• _GOAL OF THE EXERCISE_
List the lines of this listing that hold the word "category".

--- START ---

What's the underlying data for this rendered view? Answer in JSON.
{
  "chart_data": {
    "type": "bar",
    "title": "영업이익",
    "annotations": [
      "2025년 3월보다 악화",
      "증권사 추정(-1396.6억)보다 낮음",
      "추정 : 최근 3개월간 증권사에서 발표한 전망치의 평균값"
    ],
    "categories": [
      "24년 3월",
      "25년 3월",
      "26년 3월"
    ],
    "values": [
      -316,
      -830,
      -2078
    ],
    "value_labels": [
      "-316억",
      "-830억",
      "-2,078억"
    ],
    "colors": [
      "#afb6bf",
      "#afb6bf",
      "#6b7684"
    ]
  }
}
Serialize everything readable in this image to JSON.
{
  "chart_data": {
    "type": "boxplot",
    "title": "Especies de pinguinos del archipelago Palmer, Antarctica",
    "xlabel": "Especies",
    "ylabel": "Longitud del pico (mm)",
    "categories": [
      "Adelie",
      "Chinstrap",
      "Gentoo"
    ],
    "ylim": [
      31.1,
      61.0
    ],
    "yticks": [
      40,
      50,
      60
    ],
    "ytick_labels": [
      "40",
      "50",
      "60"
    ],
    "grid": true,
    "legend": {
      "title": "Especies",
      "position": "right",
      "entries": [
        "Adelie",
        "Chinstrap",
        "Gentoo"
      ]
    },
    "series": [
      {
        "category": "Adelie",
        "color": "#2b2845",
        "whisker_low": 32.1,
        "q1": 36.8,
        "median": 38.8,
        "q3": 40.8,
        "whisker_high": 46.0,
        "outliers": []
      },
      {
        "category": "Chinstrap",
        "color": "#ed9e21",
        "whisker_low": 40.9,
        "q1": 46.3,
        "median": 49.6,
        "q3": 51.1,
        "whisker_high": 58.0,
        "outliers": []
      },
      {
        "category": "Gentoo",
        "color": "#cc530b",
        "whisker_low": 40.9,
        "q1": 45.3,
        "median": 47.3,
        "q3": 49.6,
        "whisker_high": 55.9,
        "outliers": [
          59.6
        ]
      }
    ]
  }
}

--- END ---

• _WRITTEN REPLY_
        "category": "Adelie",
        "category": "Chinstrap",
        "category": "Gentoo",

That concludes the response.